▸ WRITTEN EXERCISE
State how many lines of the entries hold the string "סטודנטים", and nothing more.

==========

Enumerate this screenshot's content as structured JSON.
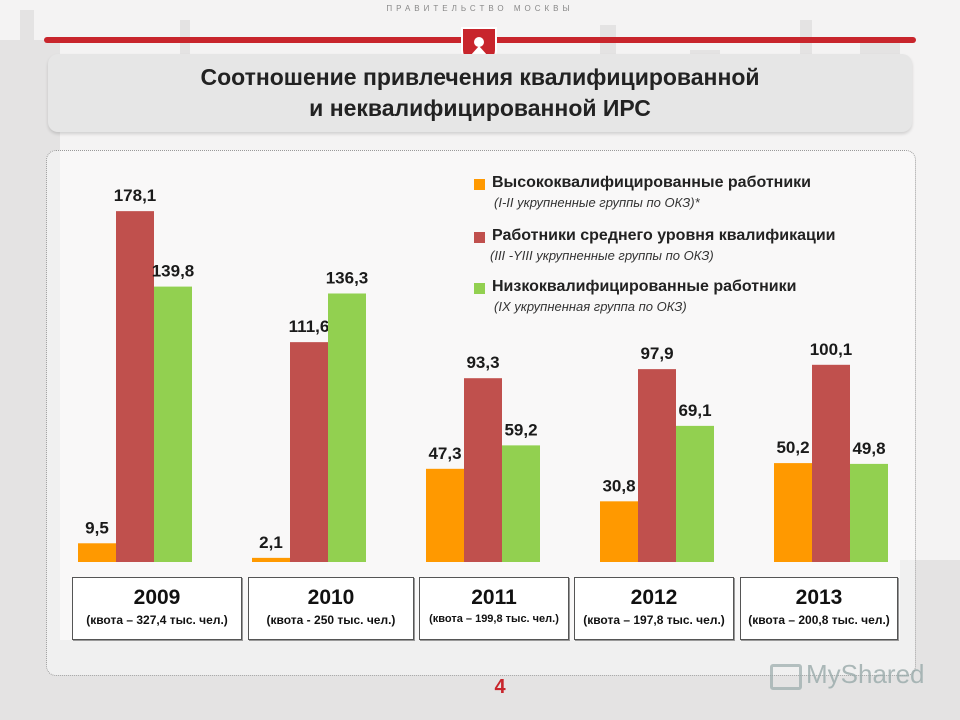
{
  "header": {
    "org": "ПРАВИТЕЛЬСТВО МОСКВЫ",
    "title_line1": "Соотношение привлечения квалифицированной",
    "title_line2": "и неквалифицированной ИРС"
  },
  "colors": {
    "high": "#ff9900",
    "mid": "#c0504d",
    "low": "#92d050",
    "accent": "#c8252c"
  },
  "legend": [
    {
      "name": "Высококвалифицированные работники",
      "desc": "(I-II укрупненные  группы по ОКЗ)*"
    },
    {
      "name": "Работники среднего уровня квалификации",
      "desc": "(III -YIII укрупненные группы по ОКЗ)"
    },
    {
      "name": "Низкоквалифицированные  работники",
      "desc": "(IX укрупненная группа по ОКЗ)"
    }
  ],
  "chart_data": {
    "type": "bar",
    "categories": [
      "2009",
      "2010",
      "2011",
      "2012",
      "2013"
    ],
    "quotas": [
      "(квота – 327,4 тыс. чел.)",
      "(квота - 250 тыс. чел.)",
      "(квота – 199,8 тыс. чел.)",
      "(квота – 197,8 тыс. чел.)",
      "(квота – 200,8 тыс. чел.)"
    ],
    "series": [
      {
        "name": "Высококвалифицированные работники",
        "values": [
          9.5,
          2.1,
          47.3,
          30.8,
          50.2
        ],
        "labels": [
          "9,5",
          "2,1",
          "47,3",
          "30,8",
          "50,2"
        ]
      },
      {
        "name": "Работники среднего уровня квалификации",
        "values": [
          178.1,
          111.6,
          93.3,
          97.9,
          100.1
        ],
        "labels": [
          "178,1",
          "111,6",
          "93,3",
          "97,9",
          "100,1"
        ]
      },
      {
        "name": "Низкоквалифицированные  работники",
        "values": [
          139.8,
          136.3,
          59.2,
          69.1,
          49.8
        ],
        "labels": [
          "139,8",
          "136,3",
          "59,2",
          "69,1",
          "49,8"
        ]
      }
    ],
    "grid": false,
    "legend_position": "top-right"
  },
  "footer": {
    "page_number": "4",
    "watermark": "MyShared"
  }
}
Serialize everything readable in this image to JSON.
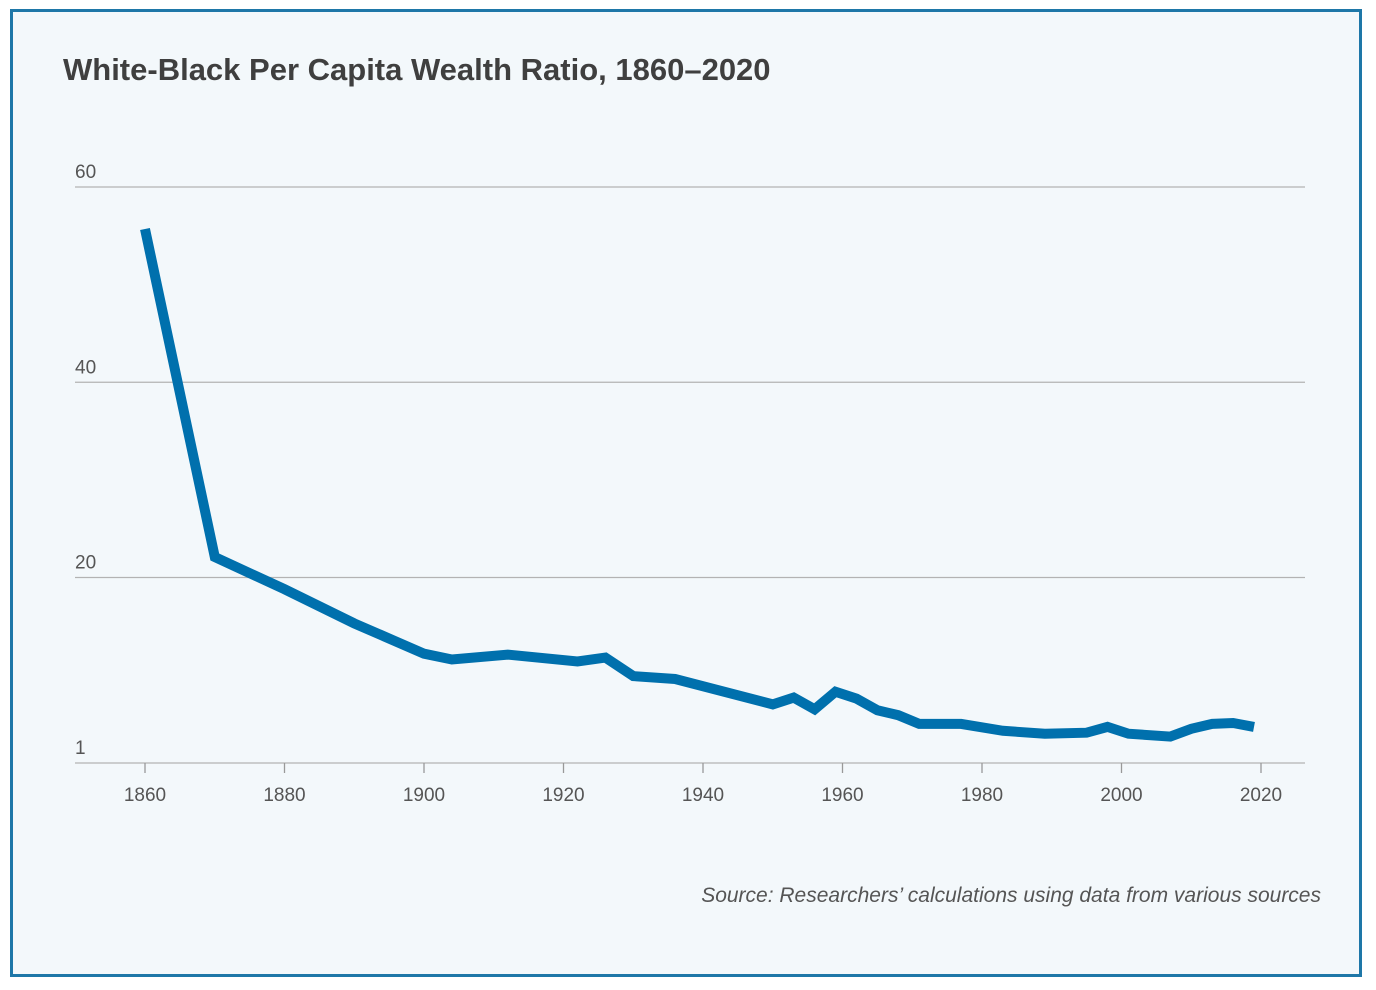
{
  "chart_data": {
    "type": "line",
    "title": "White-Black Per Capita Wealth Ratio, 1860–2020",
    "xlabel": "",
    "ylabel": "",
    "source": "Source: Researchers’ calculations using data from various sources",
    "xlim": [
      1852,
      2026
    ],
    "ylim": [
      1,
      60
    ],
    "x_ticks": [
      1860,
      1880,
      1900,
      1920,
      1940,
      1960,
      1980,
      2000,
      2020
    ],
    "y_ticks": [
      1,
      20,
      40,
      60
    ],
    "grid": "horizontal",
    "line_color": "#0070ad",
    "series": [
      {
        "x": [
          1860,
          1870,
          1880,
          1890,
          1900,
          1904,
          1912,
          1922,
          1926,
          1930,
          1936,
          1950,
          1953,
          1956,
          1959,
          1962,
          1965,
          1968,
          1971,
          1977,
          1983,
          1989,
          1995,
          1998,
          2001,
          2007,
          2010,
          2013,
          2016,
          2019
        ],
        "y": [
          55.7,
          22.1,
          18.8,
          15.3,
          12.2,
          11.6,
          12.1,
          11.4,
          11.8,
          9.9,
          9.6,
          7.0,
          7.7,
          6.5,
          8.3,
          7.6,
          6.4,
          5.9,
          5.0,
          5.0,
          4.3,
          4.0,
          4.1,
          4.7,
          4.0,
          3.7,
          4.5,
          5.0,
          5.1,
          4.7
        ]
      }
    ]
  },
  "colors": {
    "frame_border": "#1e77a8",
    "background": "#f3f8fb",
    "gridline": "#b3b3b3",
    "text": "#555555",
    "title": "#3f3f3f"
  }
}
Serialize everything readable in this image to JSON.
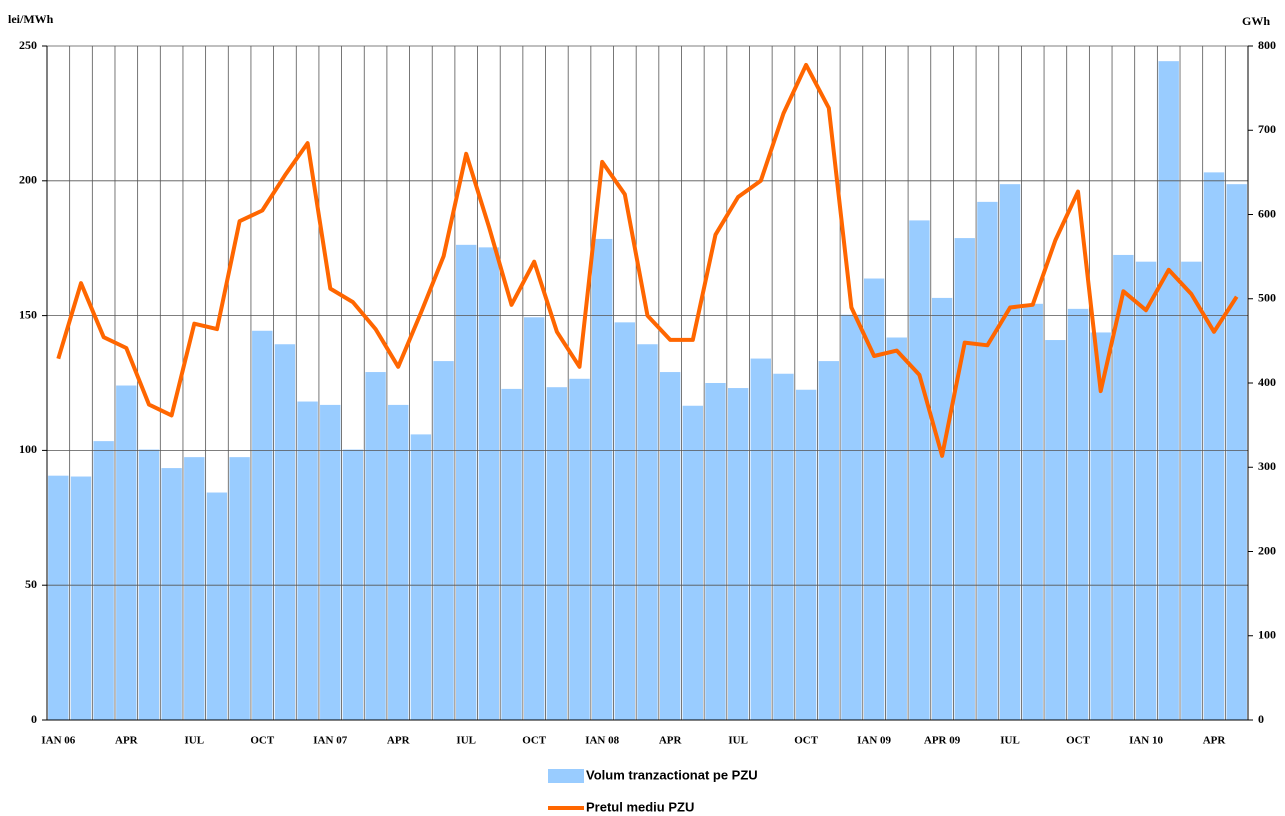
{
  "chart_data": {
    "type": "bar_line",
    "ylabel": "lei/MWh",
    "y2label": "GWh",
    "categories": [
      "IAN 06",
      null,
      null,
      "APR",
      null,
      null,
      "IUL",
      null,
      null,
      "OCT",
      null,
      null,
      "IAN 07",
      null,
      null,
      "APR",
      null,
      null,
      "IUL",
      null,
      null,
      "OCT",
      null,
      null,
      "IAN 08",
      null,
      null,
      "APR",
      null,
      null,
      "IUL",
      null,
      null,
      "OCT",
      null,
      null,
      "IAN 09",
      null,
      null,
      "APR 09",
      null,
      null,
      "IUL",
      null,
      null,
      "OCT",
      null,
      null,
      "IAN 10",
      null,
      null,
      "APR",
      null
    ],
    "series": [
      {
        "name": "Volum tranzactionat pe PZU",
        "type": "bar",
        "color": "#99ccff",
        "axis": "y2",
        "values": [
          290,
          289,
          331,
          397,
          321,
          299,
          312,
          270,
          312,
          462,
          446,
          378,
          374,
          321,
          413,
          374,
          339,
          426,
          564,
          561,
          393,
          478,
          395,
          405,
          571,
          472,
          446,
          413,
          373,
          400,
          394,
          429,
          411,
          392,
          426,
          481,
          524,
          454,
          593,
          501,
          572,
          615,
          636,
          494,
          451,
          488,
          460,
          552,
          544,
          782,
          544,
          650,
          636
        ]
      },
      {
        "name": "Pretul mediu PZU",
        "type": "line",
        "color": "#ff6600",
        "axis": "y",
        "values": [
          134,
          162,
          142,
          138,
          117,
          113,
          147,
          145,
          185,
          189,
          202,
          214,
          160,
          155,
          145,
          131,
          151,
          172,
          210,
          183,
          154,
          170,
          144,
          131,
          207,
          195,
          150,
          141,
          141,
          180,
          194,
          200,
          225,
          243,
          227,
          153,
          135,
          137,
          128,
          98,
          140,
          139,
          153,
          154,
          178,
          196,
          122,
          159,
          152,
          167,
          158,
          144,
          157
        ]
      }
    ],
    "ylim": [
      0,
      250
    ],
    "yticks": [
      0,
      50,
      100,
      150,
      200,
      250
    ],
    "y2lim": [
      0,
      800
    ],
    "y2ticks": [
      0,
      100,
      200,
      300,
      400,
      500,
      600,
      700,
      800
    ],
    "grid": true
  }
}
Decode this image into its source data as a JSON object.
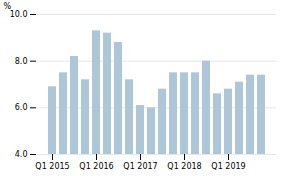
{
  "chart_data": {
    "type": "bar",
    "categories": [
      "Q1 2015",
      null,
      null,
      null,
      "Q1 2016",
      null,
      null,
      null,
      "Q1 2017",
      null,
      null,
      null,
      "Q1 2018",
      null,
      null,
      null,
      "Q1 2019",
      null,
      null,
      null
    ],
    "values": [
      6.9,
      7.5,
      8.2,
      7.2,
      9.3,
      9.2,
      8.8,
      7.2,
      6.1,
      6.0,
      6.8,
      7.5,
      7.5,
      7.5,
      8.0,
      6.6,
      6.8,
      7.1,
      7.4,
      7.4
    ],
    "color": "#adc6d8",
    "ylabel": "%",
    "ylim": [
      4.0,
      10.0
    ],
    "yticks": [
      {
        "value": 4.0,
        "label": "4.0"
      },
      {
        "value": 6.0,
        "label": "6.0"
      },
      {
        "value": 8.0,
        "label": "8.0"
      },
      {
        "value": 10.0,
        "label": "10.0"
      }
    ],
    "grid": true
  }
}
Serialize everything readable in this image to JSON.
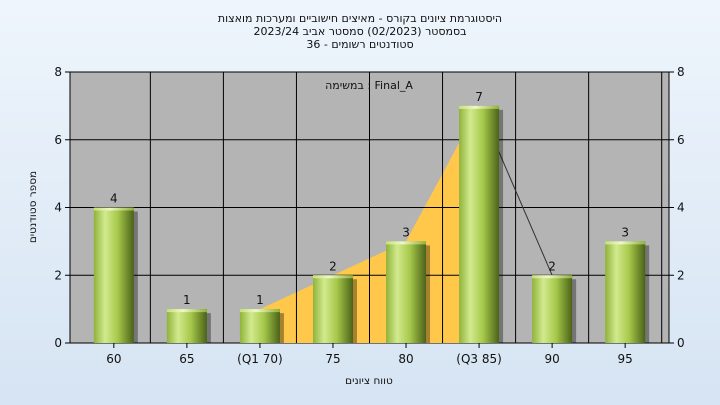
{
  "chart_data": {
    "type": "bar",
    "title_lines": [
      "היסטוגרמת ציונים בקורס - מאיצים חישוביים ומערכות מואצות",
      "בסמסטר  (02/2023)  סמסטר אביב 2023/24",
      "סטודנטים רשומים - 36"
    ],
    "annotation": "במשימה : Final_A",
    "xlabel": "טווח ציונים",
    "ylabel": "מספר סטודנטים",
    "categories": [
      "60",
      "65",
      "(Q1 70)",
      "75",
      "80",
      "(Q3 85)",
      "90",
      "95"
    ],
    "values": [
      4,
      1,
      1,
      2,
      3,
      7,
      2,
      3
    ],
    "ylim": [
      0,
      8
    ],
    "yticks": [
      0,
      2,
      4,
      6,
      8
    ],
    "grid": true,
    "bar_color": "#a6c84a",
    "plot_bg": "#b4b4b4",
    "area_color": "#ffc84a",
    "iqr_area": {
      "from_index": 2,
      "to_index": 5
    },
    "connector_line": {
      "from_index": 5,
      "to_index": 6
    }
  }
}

==========

▸ REPLY TO THE TASK
2